Set problem 1: Copy the stretch of the Columbo desk pen discussion from "It would be" through "minor plot point.".
Set problem 2: Pick up the Columbo desk pen discussion after its last sentence and keep it going.

Document:
==============================
I have seen many desk sets on the Columbo the classical/original episodes.

I always wonder which ones are fitted with dip pens; fountains pens with converter/cartridges, which were placed on the desk set stem to play the role of a cap; or ballpoints?

 

It would be helpful if FPN members from the U.S would share their experiences of offices and desks essentials for that era 1968-1978.

I've also wondered this while watching Columbo, along with admiring the architecture. Haven't taken much notice while watching Mad Men, but I got excited when a boxed Leica M2 became a minor plot point.

 

My only experience with dip pens was watching my mother, an illustrator, using Speedball pens. Recently, she gifted me a Pelikan drafting set for architecture school, but while we still do a fair amount of hand-drafting during the initial design process, presentation drawings are all digital. No real need to ink process drawings.
==============================
Dataset rows:
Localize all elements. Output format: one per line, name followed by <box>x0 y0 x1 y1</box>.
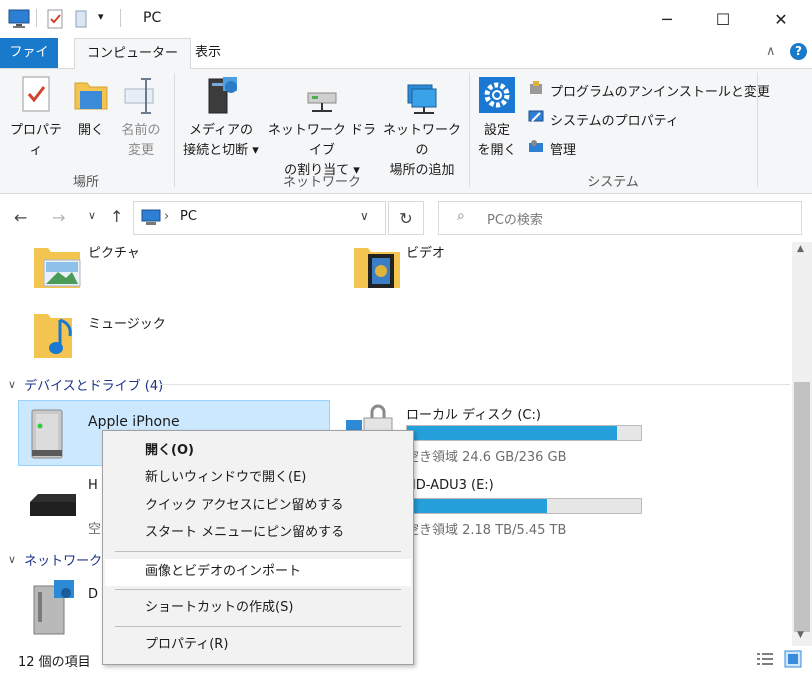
open-settings-button[interactable]: 設定 を開く <box>474 75 520 161</box>
folder-label-videos[interactable]: ビデオ <box>406 242 445 261</box>
videos-folder-icon[interactable] <box>352 244 402 292</box>
address-dropdown-chevron-icon[interactable]: ∨ <box>360 209 369 223</box>
refresh-icon: ↻ <box>399 208 413 228</box>
manage-button[interactable]: 管理 <box>528 138 576 158</box>
chevron-down-icon[interactable]: ▾ <box>98 10 104 23</box>
device-name-apple-iphone: Apple iPhone <box>88 414 180 430</box>
menu-item-open-new-window[interactable]: 新しいウィンドウで開く(E) <box>145 467 306 489</box>
media-server-icon <box>178 75 264 121</box>
window-title: PC <box>143 10 162 26</box>
map-network-drive-button[interactable]: ネットワーク ドライブ の割り当て ▾ <box>264 75 380 181</box>
group-label-system: システム <box>587 175 639 190</box>
network-drive-icon <box>264 75 380 121</box>
ribbon: プロパティ 開く 名前の 変更 場所 メディアの 接続と切断 ▾ ネットワーク … <box>0 69 812 194</box>
recent-locations-chevron-icon[interactable]: ∨ <box>88 209 96 222</box>
refresh-button[interactable]: ↻ <box>388 201 424 235</box>
group-label-network: ネットワーク <box>282 175 361 190</box>
search-icon: ⌕ <box>457 208 465 224</box>
device-name-d[interactable]: D <box>88 587 98 602</box>
menu-item-pin-start[interactable]: スタート メニューにピン留めする <box>145 522 344 544</box>
properties-icon <box>4 75 68 121</box>
uninstall-program-button[interactable]: プログラムのアンインストールと変更 <box>528 80 770 100</box>
device-name-h[interactable]: H <box>88 478 98 493</box>
drive-free-space-h: 空 <box>88 522 102 537</box>
collapse-chevron-icon: ∨ <box>8 553 17 566</box>
menu-item-create-shortcut[interactable]: ショートカットの作成(S) <box>145 597 293 619</box>
search-box[interactable]: ⌕ PCの検索 <box>438 201 802 235</box>
drive-usage-bar-e <box>406 498 642 514</box>
scroll-up-arrow-icon[interactable]: ▲ <box>797 244 804 254</box>
system-properties-icon <box>528 109 544 129</box>
gear-icon <box>474 75 520 121</box>
group-label-location: 場所 <box>72 175 99 190</box>
menu-item-properties[interactable]: プロパティ(R) <box>145 634 228 656</box>
manage-icon <box>528 138 544 158</box>
folder-label-pictures[interactable]: ピクチャ <box>88 242 140 261</box>
rename-button[interactable]: 名前の 変更 <box>114 75 168 161</box>
computer-icon <box>8 9 30 33</box>
forward-arrow-icon[interactable]: → <box>52 208 65 227</box>
rename-icon <box>114 75 168 121</box>
device-name-hd-adu3-e[interactable]: HD-ADU3 (E:) <box>406 478 494 493</box>
ribbon-tabs: ファイル コンピューター 表示 ∧ ? <box>0 38 812 90</box>
device-name-local-disk-c[interactable]: ローカル ディスク (C:) <box>406 404 541 423</box>
menu-item-open[interactable]: 開く(O) <box>145 440 194 462</box>
tab-file[interactable]: ファイル <box>0 38 58 90</box>
properties-quick-icon[interactable] <box>46 9 64 33</box>
scroll-down-arrow-icon[interactable]: ▼ <box>797 630 804 640</box>
folder-label-music[interactable]: ミュージック <box>88 313 166 332</box>
music-folder-icon[interactable] <box>32 310 82 364</box>
up-arrow-icon[interactable]: ↑ <box>110 207 123 226</box>
collapse-chevron-icon: ∨ <box>8 378 17 391</box>
details-view-icon[interactable] <box>756 651 774 671</box>
scrollbar-thumb[interactable] <box>794 382 810 632</box>
drive-free-space-c: 空き領域 24.6 GB/236 GB <box>406 450 567 465</box>
network-group-header[interactable]: ∨ ネットワークの <box>8 550 115 569</box>
search-placeholder: PCの検索 <box>487 213 543 228</box>
tab-computer[interactable]: コンピューター <box>74 38 192 70</box>
external-drive-icon[interactable] <box>26 488 82 526</box>
connect-media-button[interactable]: メディアの 接続と切断 ▾ <box>178 75 264 161</box>
menu-item-pin-quick-access[interactable]: クイック アクセスにピン留めする <box>145 495 343 517</box>
drive-usage-bar-c <box>406 425 642 441</box>
programs-icon <box>528 80 544 100</box>
large-icons-view-icon[interactable] <box>784 650 802 672</box>
open-button[interactable]: 開く <box>68 75 114 141</box>
collapse-ribbon-icon[interactable]: ∧ <box>766 44 776 59</box>
devices-group-header[interactable]: ∨ デバイスとドライブ (4) <box>8 375 163 394</box>
network-location-icon <box>380 75 464 121</box>
properties-button[interactable]: プロパティ <box>4 75 68 161</box>
tab-view[interactable]: 表示 <box>183 38 233 68</box>
address-bar[interactable]: › PC ∨ <box>133 201 386 235</box>
context-menu: 開く(O) 新しいウィンドウで開く(E) クイック アクセスにピン留めする スタ… <box>102 430 414 665</box>
maximize-button[interactable]: ☐ <box>700 0 746 38</box>
new-folder-quick-icon[interactable] <box>74 9 90 33</box>
pc-icon <box>141 209 161 231</box>
menu-item-import-pictures-videos[interactable]: 画像とビデオのインポート <box>145 561 301 583</box>
add-network-location-button[interactable]: ネットワークの 場所の追加 <box>380 75 464 181</box>
drive-free-space-e: 空き領域 2.18 TB/5.45 TB <box>406 523 567 538</box>
back-arrow-icon[interactable]: ← <box>14 208 27 227</box>
media-server-item-icon[interactable] <box>30 576 80 642</box>
breadcrumb-pc[interactable]: PC <box>180 209 197 224</box>
help-icon[interactable]: ? <box>790 43 807 60</box>
system-properties-button[interactable]: システムのプロパティ <box>528 109 679 129</box>
open-folder-icon <box>68 75 114 121</box>
breadcrumb-chevron-icon: › <box>164 209 170 224</box>
minimize-button[interactable]: ─ <box>644 0 690 38</box>
title-bar: ▾ PC ─ ☐ ✕ <box>0 0 812 38</box>
pictures-folder-icon[interactable] <box>32 244 82 292</box>
close-button[interactable]: ✕ <box>758 0 804 38</box>
portable-device-icon <box>28 404 68 466</box>
item-count: 12 個の項目 <box>18 655 91 670</box>
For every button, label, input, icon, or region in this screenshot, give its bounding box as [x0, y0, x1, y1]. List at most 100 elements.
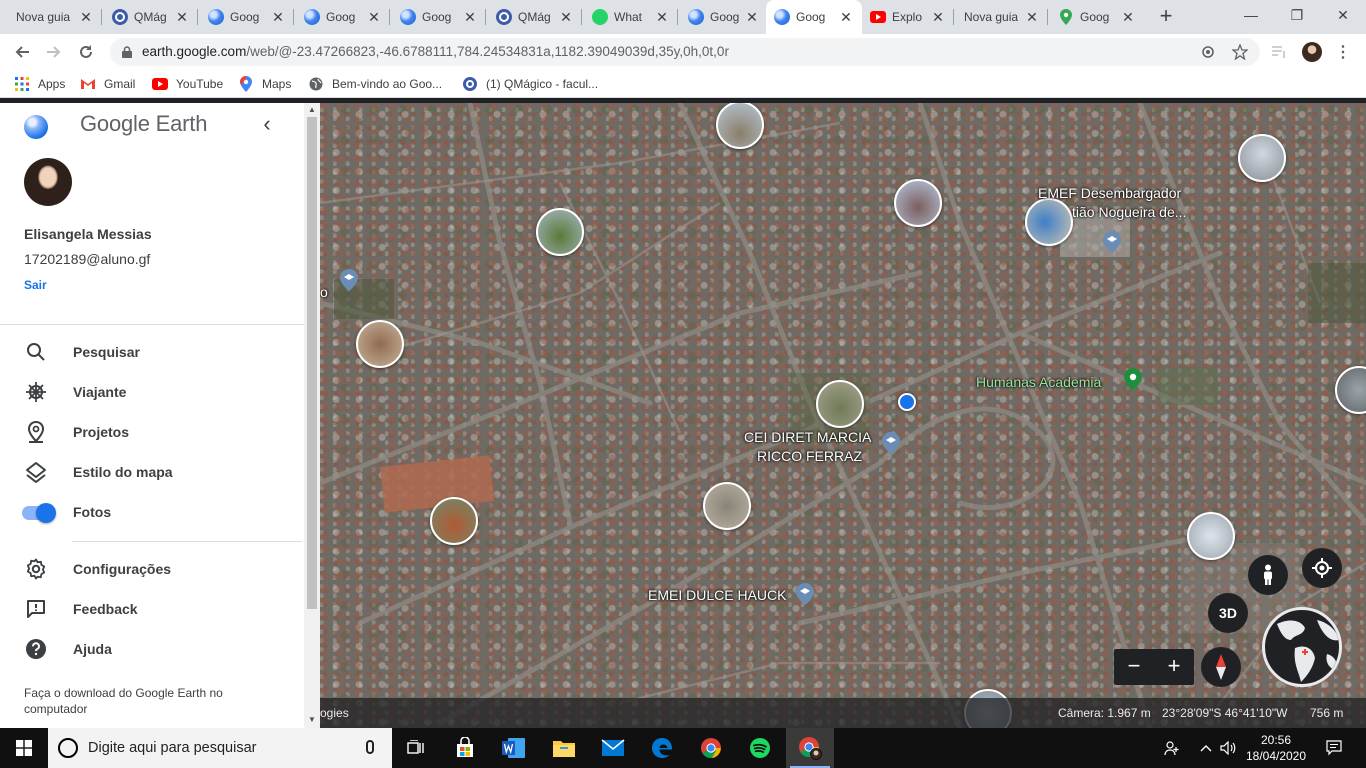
==============================
Task answer 1:
It would be helpful if FPN members from the U.S would share their experiences of offices and desks essentials for that era 1968-1978.

I've also wondered this while watching Columbo, along with admiring the architecture. Haven't taken much notice while watching Mad Men, but I got excited when a boxed Leica M2 became a minor plot point.

Task answer 2:
I'll also chime in and say that as recently as the early 90s, my school had the old style tables with the inkwell holders. Thinking back, I'd put them at 40s or 50s vintage. Desks aren't exactly a cheap item to replace.

 

On an otherwise unrelated note, the whole building at that time was an interesting piece of architectural archaeology. There were very few dropped ceilings, so new pipes, sprinklers, cables, etc were hanging out of the original plastic ceiling. I had a job running Ethernet cables there one summer, and we mostly zip-tied things to existing pipes.

10 years on PFN! I feel old, but not as old as my pens.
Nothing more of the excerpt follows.